** start of Data for processing **
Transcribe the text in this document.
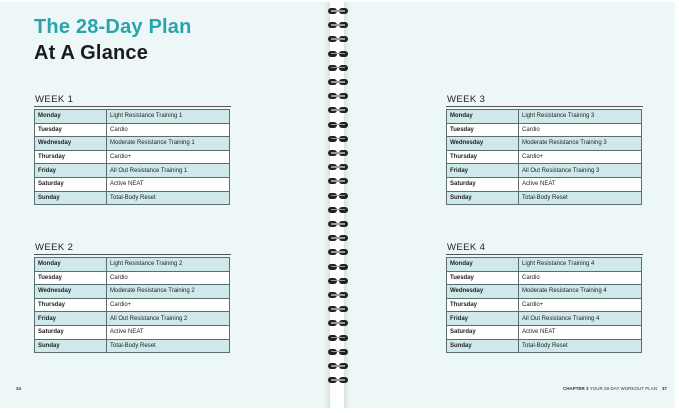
The 28-Day Plan
At A Glance
WEEK 1
Monday	Light Resistance Training 1
Tuesday	Cardio
Wednesday	Moderate Resistance Training 1
Thursday	Cardio+
Friday	All Out Resistance Training 1
Saturday	Active NEAT
Sunday	Total-Body Reset
WEEK 2
Monday	Light Resistance Training 2
Tuesday	Cardio
Wednesday	Moderate Resistance Training 2
Thursday	Cardio+
Friday	All Out Resistance Training 2
Saturday	Active NEAT
Sunday	Total-Body Reset
34
WEEK 3
Monday	Light Resistance Training 3
Tuesday	Cardio
Wednesday	Moderate Resistance Training 3
Thursday	Cardio+
Friday	All Out Resistance Training 3
Saturday	Active NEAT
Sunday	Total-Body Reset
WEEK 4
Monday	Light Resistance Training 4
Tuesday	Cardio
Wednesday	Moderate Resistance Training 4
Thursday	Cardio+
Friday	All Out Resistance Training 4
Saturday	Active NEAT
Sunday	Total-Body Reset
CHAPTER 3 YOUR 28-DAY WORKOUT PLAN 37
** end of Data for processing **
# Exercise task
Print every entry exactly as written, without the pictures.

# Answer for this exercise
Transcribe the text in this document.
The 28-Day Plan
At A Glance
WEEK 1
Monday	Light Resistance Training 1
Tuesday	Cardio
Wednesday	Moderate Resistance Training 1
Thursday	Cardio+
Friday	All Out Resistance Training 1
Saturday	Active NEAT
Sunday	Total-Body Reset
WEEK 2
Monday	Light Resistance Training 2
Tuesday	Cardio
Wednesday	Moderate Resistance Training 2
Thursday	Cardio+
Friday	All Out Resistance Training 2
Saturday	Active NEAT
Sunday	Total-Body Reset
34
WEEK 3
Monday	Light Resistance Training 3
Tuesday	Cardio
Wednesday	Moderate Resistance Training 3
Thursday	Cardio+
Friday	All Out Resistance Training 3
Saturday	Active NEAT
Sunday	Total-Body Reset
WEEK 4
Monday	Light Resistance Training 4
Tuesday	Cardio
Wednesday	Moderate Resistance Training 4
Thursday	Cardio+
Friday	All Out Resistance Training 4
Saturday	Active NEAT
Sunday	Total-Body Reset
CHAPTER 3 YOUR 28-DAY WORKOUT PLAN 37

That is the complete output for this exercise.